==== RECORDS TO USE

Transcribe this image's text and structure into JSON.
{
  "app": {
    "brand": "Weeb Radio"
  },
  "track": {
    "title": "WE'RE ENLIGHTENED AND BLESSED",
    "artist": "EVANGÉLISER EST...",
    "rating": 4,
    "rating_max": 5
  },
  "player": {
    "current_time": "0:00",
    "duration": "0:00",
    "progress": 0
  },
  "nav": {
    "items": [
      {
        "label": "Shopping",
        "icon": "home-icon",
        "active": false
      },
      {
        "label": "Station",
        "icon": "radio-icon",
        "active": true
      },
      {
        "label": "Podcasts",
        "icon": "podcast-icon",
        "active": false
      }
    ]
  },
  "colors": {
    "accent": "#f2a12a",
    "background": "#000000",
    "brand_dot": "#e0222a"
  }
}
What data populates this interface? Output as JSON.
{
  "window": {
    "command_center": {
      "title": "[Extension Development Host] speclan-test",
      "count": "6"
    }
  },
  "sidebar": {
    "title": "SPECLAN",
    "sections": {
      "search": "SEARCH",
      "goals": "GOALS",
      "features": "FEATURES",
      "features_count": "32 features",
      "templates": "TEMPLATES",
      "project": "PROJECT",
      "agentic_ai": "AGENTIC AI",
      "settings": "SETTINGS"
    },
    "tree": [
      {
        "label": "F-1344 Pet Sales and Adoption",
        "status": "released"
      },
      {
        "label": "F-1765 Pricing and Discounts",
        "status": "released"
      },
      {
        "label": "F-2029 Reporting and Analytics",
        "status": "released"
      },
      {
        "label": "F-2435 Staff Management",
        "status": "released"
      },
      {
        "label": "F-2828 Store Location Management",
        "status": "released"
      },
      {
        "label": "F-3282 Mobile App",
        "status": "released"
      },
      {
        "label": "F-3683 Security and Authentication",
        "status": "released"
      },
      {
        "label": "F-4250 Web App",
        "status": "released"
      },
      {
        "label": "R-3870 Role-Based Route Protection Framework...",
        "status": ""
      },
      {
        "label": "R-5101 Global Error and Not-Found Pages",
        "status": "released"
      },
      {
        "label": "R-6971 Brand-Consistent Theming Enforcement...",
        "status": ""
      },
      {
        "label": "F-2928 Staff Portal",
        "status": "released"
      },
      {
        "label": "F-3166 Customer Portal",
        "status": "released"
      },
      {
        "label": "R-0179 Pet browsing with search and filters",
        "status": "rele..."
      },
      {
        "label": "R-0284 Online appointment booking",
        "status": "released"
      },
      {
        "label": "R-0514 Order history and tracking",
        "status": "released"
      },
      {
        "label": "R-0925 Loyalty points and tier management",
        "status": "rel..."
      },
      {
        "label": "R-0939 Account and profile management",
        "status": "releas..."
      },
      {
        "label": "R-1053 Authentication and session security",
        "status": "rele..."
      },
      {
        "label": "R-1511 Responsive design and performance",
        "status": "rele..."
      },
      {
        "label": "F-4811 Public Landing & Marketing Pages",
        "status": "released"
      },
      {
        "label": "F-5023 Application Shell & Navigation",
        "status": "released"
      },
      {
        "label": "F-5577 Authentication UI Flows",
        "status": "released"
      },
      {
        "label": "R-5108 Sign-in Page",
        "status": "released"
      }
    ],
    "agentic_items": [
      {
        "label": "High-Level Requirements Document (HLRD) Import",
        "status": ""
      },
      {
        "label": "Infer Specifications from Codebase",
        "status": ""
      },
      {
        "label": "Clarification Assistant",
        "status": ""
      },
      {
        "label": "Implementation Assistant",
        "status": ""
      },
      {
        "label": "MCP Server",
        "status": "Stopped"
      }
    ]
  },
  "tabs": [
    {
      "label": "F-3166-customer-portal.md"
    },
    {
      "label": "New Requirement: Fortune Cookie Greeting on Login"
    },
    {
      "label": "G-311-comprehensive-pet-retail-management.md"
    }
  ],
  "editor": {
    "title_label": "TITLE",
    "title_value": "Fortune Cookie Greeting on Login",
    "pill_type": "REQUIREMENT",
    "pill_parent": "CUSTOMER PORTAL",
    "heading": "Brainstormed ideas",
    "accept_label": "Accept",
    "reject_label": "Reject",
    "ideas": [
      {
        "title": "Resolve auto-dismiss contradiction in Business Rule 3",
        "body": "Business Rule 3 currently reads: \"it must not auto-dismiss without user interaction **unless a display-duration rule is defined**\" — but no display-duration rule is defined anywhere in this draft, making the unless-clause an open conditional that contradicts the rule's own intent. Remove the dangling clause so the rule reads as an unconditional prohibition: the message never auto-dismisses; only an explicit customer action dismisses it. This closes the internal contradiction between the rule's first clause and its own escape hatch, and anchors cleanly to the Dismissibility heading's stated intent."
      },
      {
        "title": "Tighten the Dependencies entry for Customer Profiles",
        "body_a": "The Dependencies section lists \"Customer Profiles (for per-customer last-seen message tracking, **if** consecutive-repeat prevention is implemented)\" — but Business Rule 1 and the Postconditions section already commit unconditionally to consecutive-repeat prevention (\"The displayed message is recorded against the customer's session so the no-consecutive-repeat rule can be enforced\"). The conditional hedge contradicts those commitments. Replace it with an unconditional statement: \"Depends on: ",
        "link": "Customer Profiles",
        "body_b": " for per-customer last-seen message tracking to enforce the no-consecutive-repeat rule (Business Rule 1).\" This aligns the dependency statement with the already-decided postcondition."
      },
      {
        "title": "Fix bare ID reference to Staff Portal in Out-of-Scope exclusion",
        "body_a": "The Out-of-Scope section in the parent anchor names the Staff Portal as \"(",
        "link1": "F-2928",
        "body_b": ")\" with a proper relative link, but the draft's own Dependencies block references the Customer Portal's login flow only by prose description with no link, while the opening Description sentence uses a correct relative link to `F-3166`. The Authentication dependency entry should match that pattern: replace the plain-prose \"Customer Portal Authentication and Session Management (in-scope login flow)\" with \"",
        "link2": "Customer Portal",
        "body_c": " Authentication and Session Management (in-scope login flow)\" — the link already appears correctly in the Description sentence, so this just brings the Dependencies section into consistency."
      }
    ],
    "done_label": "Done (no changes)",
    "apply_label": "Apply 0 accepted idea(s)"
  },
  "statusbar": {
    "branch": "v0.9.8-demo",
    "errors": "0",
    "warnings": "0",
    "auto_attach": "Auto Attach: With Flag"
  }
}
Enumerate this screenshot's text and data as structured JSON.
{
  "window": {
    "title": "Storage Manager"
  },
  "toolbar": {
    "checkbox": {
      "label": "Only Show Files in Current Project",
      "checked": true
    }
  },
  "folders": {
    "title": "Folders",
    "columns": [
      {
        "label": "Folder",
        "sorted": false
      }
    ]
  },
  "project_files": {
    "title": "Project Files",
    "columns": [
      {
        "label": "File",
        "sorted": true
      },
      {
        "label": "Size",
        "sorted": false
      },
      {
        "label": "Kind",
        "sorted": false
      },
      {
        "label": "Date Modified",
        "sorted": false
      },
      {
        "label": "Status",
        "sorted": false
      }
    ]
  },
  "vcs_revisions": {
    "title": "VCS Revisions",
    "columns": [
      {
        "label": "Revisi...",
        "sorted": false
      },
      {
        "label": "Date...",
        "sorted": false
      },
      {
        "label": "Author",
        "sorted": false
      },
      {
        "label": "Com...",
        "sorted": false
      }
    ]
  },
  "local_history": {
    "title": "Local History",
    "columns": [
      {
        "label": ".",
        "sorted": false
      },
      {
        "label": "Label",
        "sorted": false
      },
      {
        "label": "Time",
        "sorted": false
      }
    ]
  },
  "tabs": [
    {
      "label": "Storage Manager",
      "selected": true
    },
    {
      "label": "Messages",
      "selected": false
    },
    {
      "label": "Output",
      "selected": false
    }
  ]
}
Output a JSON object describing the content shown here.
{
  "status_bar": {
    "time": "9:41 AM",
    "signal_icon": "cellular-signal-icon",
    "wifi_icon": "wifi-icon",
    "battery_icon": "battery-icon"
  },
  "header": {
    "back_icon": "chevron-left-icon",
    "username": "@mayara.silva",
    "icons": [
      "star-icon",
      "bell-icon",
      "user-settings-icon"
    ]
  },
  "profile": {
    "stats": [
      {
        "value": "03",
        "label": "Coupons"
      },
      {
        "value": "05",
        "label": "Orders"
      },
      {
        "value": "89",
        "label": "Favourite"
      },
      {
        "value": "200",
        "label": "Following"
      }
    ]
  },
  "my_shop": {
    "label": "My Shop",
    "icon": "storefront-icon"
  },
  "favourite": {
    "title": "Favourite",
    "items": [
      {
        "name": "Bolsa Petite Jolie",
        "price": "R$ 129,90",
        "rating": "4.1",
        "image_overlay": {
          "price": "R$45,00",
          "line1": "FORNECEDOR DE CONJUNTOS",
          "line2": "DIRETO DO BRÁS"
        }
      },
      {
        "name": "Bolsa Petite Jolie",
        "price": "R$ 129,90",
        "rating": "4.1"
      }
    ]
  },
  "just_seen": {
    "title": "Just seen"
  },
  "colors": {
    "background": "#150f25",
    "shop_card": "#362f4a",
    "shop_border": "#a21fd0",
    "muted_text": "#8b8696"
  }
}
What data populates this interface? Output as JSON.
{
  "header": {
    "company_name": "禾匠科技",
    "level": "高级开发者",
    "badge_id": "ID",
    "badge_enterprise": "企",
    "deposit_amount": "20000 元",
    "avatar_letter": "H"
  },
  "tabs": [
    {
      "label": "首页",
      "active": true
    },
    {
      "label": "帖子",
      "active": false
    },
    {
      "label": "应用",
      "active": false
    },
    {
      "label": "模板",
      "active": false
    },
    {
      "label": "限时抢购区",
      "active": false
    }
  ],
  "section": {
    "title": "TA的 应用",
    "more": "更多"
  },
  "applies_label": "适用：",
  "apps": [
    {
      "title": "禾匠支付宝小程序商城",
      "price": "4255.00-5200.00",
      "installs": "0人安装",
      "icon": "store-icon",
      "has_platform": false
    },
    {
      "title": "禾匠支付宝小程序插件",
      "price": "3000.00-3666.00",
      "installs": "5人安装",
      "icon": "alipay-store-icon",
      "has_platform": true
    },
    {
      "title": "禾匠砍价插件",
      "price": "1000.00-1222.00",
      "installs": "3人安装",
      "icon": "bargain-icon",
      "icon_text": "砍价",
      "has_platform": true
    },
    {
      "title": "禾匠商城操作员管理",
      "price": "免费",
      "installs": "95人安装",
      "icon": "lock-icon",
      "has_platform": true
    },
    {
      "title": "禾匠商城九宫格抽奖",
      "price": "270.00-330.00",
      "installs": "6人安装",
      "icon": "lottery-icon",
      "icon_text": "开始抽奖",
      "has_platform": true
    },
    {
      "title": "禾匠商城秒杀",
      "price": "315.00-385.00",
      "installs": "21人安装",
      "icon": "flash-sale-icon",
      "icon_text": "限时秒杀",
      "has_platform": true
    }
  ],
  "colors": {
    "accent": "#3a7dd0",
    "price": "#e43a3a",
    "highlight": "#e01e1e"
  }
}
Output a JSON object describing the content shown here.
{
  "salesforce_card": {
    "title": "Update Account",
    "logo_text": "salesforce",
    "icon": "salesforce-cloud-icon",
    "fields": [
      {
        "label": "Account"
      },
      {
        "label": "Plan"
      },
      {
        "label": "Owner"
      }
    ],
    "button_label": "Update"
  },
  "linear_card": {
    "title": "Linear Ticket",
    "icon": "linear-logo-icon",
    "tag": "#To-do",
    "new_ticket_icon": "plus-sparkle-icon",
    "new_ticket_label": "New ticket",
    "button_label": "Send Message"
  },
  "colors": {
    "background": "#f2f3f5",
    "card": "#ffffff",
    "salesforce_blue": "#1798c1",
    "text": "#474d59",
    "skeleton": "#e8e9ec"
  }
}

========

● **SET PROBLEM**
How many lines in these entries contain the string "draft"? State the number and nothing more.

● **RESULT OF THE EXERCISE**
2